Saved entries
▬▬▬

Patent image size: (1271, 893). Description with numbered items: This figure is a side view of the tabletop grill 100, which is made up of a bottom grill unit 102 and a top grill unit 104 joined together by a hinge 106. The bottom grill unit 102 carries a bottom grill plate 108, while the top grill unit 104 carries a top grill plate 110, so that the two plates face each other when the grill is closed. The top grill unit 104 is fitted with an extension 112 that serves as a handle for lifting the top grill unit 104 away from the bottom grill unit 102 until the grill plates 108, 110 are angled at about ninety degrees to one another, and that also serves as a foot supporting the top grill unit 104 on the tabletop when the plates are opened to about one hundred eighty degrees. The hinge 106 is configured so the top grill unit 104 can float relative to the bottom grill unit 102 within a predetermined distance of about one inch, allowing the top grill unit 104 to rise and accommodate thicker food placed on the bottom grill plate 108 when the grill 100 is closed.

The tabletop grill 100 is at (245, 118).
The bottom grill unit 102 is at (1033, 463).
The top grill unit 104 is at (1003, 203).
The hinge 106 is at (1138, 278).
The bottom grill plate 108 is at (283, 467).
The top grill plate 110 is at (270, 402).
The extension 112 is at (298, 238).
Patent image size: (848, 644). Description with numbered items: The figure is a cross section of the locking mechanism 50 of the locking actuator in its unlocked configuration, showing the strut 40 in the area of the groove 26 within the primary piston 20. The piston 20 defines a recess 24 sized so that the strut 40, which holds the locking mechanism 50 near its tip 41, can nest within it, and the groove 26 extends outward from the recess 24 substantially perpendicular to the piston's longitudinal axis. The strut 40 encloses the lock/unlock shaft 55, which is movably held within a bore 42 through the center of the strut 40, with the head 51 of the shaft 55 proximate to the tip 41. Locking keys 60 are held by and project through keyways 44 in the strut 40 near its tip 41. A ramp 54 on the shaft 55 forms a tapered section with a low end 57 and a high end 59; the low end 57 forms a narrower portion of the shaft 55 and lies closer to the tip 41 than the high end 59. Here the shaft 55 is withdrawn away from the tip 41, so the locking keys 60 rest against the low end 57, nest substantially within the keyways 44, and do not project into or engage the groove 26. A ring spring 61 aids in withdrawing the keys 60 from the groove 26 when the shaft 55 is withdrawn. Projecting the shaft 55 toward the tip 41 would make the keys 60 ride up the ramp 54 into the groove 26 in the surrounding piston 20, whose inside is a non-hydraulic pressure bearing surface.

▬▬▬

• [TASK REQUIREMENTS]
Rewrite the lines of the records as a numbered list, omitting the blank lines.

• [IN RESPONSE]
1. Patent image size: (1271, 893). Description with numbered items: This figure is a side view of the tabletop grill 100, which is made up of a bottom grill unit 102 and a top grill unit 104 joined together by a hinge 106. The bottom grill unit 102 carries a bottom grill plate 108, while the top grill unit 104 carries a top grill plate 110, so that the two plates face each other when the grill is closed. The top grill unit 104 is fitted with an extension 112 that serves as a handle for lifting the top grill unit 104 away from the bottom grill unit 102 until the grill plates 108, 110 are angled at about ninety degrees to one another, and that also serves as a foot supporting the top grill unit 104 on the tabletop when the plates are opened to about one hundred eighty degrees. The hinge 106 is configured so the top grill unit 104 can float relative to the bottom grill unit 102 within a predetermined distance of about one inch, allowing the top grill unit 104 to rise and accommodate thicker food placed on the bottom grill plate 108 when the grill 100 is closed.
2. The tabletop grill 100 is at (245, 118).
3. The bottom grill unit 102 is at (1033, 463).
4. The top grill unit 104 is at (1003, 203).
5. The hinge 106 is at (1138, 278).
6. The bottom grill plate 108 is at (283, 467).
7. The top grill plate 110 is at (270, 402).
8. The extension 112 is at (298, 238).
9. Patent image size: (848, 644). Description with numbered items: The figure is a cross section of the locking mechanism 50 of the locking actuator in its unlocked configuration, showing the strut 40 in the area of the groove 26 within the primary piston 20. The piston 20 defines a recess 24 sized so that the strut 40, which holds the locking mechanism 50 near its tip 41, can nest within it, and the groove 26 extends outward from the recess 24 substantially perpendicular to the piston's longitudinal axis. The strut 40 encloses the lock/unlock shaft 55, which is movably held within a bore 42 through the center of the strut 40, with the head 51 of the shaft 55 proximate to the tip 41. Locking keys 60 are held by and project through keyways 44 in the strut 40 near its tip 41. A ramp 54 on the shaft 55 forms a tapered section with a low end 57 and a high end 59; the low end 57 forms a narrower portion of the shaft 55 and lies closer to the tip 41 than the high end 59. Here the shaft 55 is withdrawn away from the tip 41, so the locking keys 60 rest against the low end 57, nest substantially within the keyways 44, and do not project into or engage the groove 26. A ring spring 61 aids in withdrawing the keys 60 from the groove 26 when the shaft 55 is withdrawn. Projecting the shaft 55 toward the tip 41 would make the keys 60 ride up the ramp 54 into the groove 26 in the surrounding piston 20, whose inside is a non-hydraulic pressure bearing surface.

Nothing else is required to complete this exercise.